>> Start

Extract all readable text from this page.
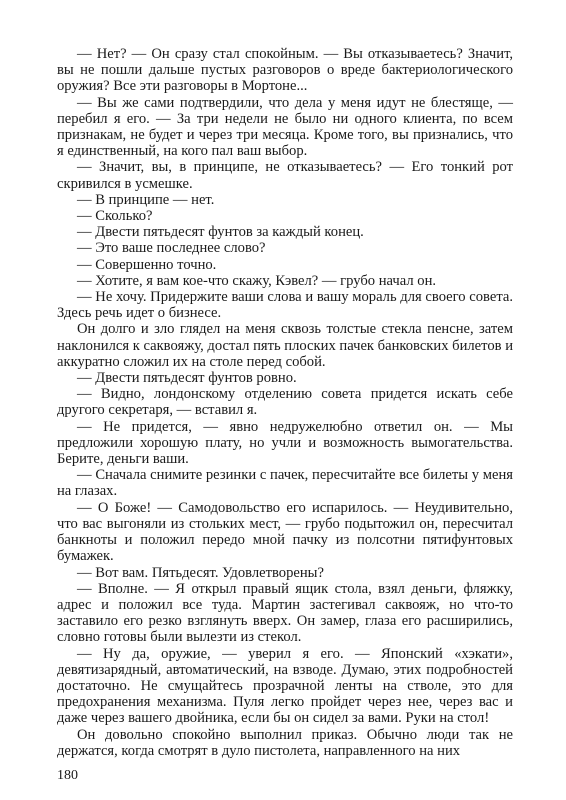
— Нет? — Он сразу стал спокойным. — Вы отказываетесь? Значит, вы не пошли дальше пустых разговоров о вреде бактериологического оружия? Все эти разговоры в Мортоне...

— Вы же сами подтвердили, что дела у меня идут не блестяще, — перебил я его. — За три недели не было ни одного клиента, по всем признакам, не будет и через три месяца. Кроме того, вы признались, что я единственный, на кого пал ваш выбор.

— Значит, вы, в принципе, не отказываетесь? — Его тонкий рот скривился в усмешке.

— В принципе — нет.

— Сколько?

— Двести пятьдесят фунтов за каждый конец.

— Это ваше последнее слово?

— Совершенно точно.

— Хотите, я вам кое-что скажу, Кэвел? — грубо начал он.

— Не хочу. Придержите ваши слова и вашу мораль для своего совета. Здесь речь идет о бизнесе.

Он долго и зло глядел на меня сквозь толстые стекла пенсне, затем наклонился к саквояжу, достал пять плоских пачек банковских билетов и аккуратно сложил их на столе перед собой.

— Двести пятьдесят фунтов ровно.

— Видно, лондонскому отделению совета придется искать себе другого секретаря, — вставил я.

— Не придется, — явно недружелюбно ответил он. — Мы предложили хорошую плату, но учли и возможность вымогательства. Берите, деньги ваши.

— Сначала снимите резинки с пачек, пересчитайте все билеты у меня на глазах.

— О Боже! — Самодовольство его испарилось. — Неудивительно, что вас выгоняли из стольких мест, — грубо подытожил он, пересчитал банкноты и положил передо мной пачку из полсотни пятифунтовых бумажек.

— Вот вам. Пятьдесят. Удовлетворены?

— Вполне. — Я открыл правый ящик стола, взял деньги, фляжку, адрес и положил все туда. Мартин застегивал саквояж, но что-то заставило его резко взглянуть вверх. Он замер, глаза его расширились, словно готовы были вылезти из стекол.

— Ну да, оружие, — уверил я его. — Японский «хэкати», девятизарядный, автоматический, на взводе. Думаю, этих подробностей достаточно. Не смущайтесь прозрачной ленты на стволе, это для предохранения механизма. Пуля легко пройдет через нее, через вас и даже через вашего двойника, если бы он сидел за вами. Руки на стол!

Он довольно спокойно выполнил приказ. Обычно люди так не держатся, когда смотрят в дуло пистолета, направленного на них

180
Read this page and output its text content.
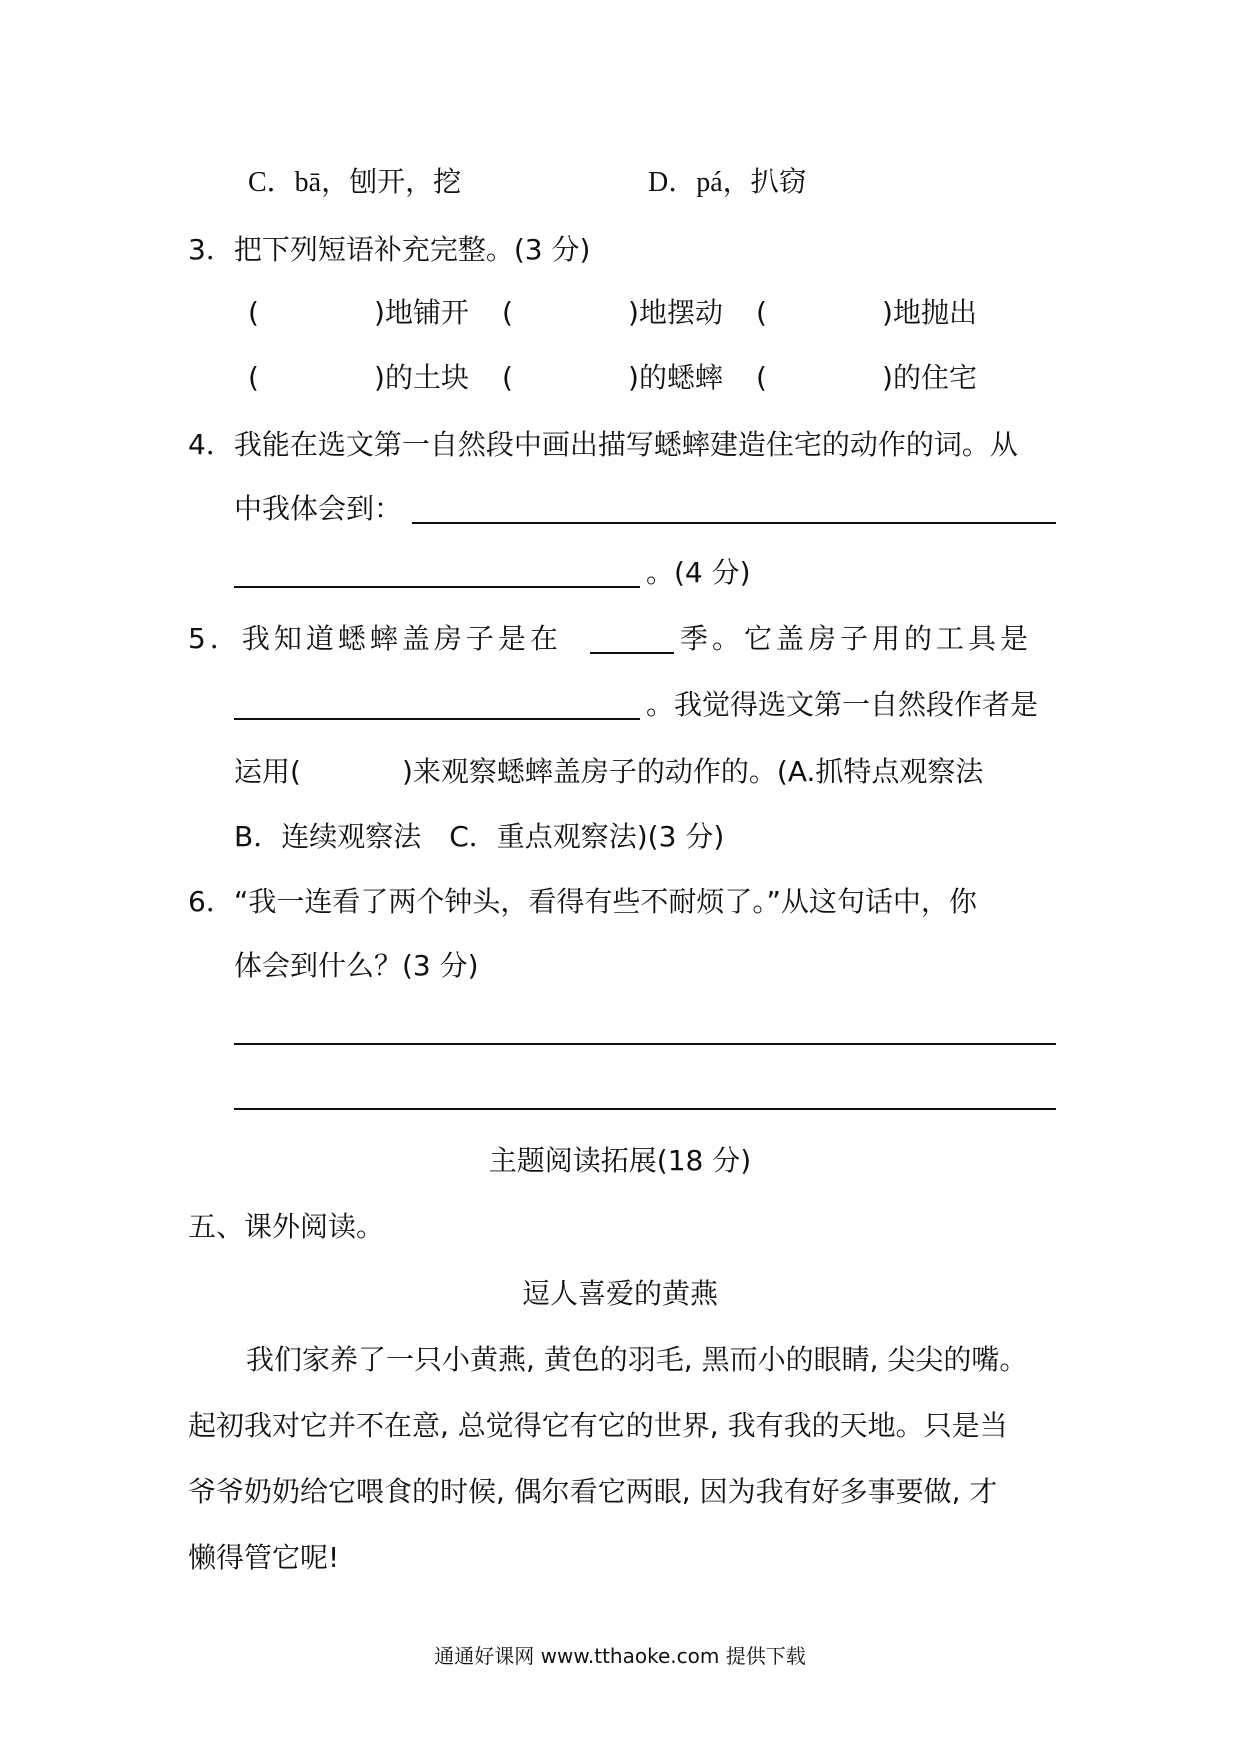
C．bā，刨开，挖	D．pá，扒窃
3．把下列短语补充完整。(3 分)
(	)地铺开 (	)地摆动 (	)地抛出
(	)的土块 (	)的蟋蟀 (	)的住宅
4．我能在选文第一自然段中画出描写蟋蟀建造住宅的动作的词。从
中我体会到：
。(4 分)
5．我知道蟋蟀盖房子是在	季。它盖房子用的工具是
。我觉得选文第一自然段作者是
运用(	)来观察蟋蟀盖房子的动作的。(A.抓特点观察法
B．连续观察法　C．重点观察法)(3 分)
6．“我一连看了两个钟头，看得有些不耐烦了。”从这句话中，你
体会到什么？(3 分)
主题阅读拓展(18 分)
五、课外阅读。
逗人喜爱的黄燕
我们家养了一只小黄燕, 黄色的羽毛, 黑而小的眼睛, 尖尖的嘴。
起初我对它并不在意, 总觉得它有它的世界, 我有我的天地。只是当
爷爷奶奶给它喂食的时候, 偶尔看它两眼, 因为我有好多事要做, 才
懒得管它呢!
通通好课网 www.tthaoke.com 提供下载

>> End

State the number of lines above that hold the string "отказываетесь", with nothing added.

**TASK RESULT:** 2